> [Brief]: Pull out every line below that holds the word "Scanning".

> [Dataset entries]:
╔══

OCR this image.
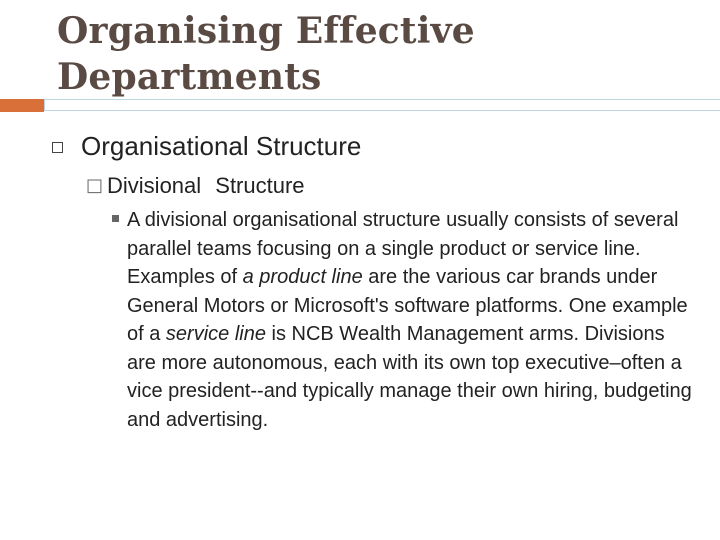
Organising Effective Departments
Organisational Structure
□ Divisional Structure

A divisional organisational structure usually consists of several parallel teams focusing on a single product or service line. Examples of a product line are the various car brands under General Motors or Microsoft's software platforms. One example of a service line is NCB Wealth Management arms. Divisions are more autonomous, each with its own top executive–often a vice president--and typically manage their own hiring, budgeting and advertising.
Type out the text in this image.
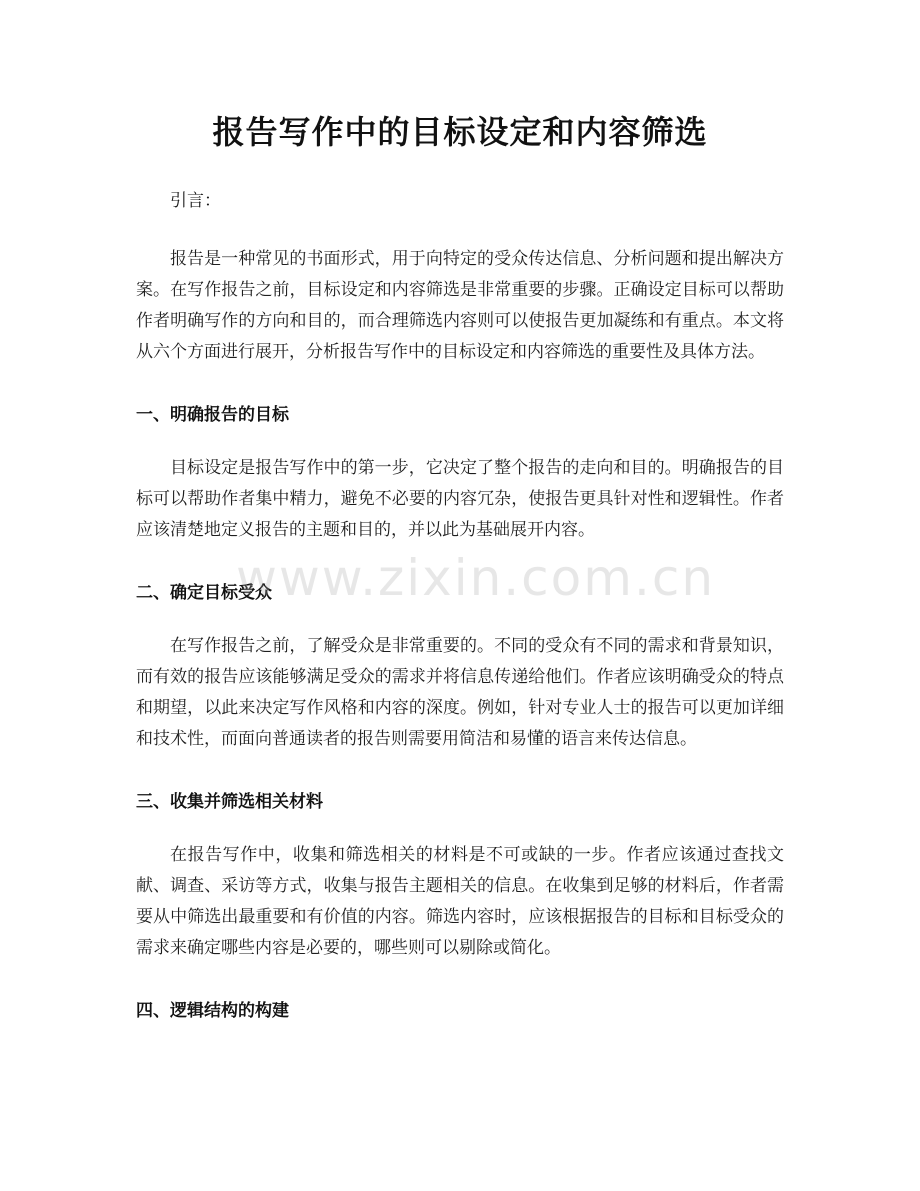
报告写作中的目标设定和内容筛选

引言：

报告是一种常见的书面形式，用于向特定的受众传达信息、分析问题和提出解决方案。在写作报告之前，目标设定和内容筛选是非常重要的步骤。正确设定目标可以帮助作者明确写作的方向和目的，而合理筛选内容则可以使报告更加凝练和有重点。本文将从六个方面进行展开，分析报告写作中的目标设定和内容筛选的重要性及具体方法。

一、明确报告的目标

目标设定是报告写作中的第一步，它决定了整个报告的走向和目的。明确报告的目标可以帮助作者集中精力，避免不必要的内容冗杂，使报告更具针对性和逻辑性。作者应该清楚地定义报告的主题和目的，并以此为基础展开内容。

二、确定目标受众

在写作报告之前，了解受众是非常重要的。不同的受众有不同的需求和背景知识，而有效的报告应该能够满足受众的需求并将信息传递给他们。作者应该明确受众的特点和期望，以此来决定写作风格和内容的深度。例如，针对专业人士的报告可以更加详细和技术性，而面向普通读者的报告则需要用简洁和易懂的语言来传达信息。

三、收集并筛选相关材料

在报告写作中，收集和筛选相关的材料是不可或缺的一步。作者应该通过查找文献、调查、采访等方式，收集与报告主题相关的信息。在收集到足够的材料后，作者需要从中筛选出最重要和有价值的内容。筛选内容时，应该根据报告的目标和目标受众的需求来确定哪些内容是必要的，哪些则可以剔除或简化。

四、逻辑结构的构建
www.zixin.com.cn
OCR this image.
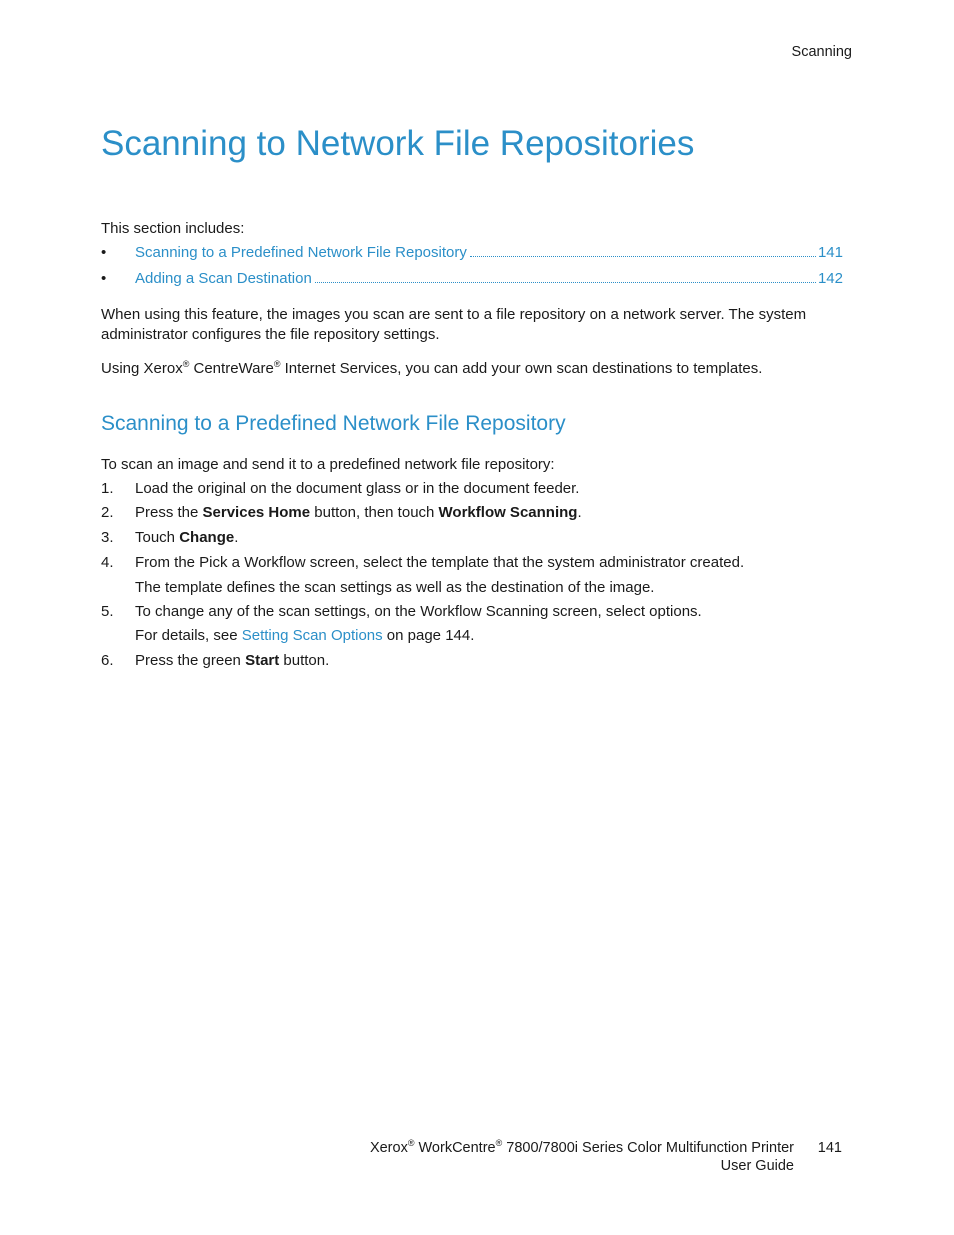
Scanning
Scanning to Network File Repositories

This section includes:

•	Scanning to a Predefined Network File Repository	141
•	Adding a Scan Destination	142

When using this feature, the images you scan are sent to a file repository on a network server. The system administrator configures the file repository settings.

Using Xerox® CentreWare® Internet Services, you can add your own scan destinations to templates.

Scanning to a Predefined Network File Repository

To scan an image and send it to a predefined network file repository:

1. Load the original on the document glass or in the document feeder.
2. Press the Services Home button, then touch Workflow Scanning.
3. Touch Change.
4. From the Pick a Workflow screen, select the template that the system administrator created.
The template defines the scan settings as well as the destination of the image.
5. To change any of the scan settings, on the Workflow Scanning screen, select options.
For details, see Setting Scan Options on page 144.
6. Press the green Start button.
Xerox® WorkCentre® 7800/7800i Series Color Multifunction Printer
User Guide
141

╚══

> [Correct answer]:
Scanning
Scanning to Network File Repositories
•	Scanning to a Predefined Network File Repository	141
Scanning to a Predefined Network File Repository
2. Press the Services Home button, then touch Workflow Scanning.
5. To change any of the scan settings, on the Workflow Scanning screen, select options.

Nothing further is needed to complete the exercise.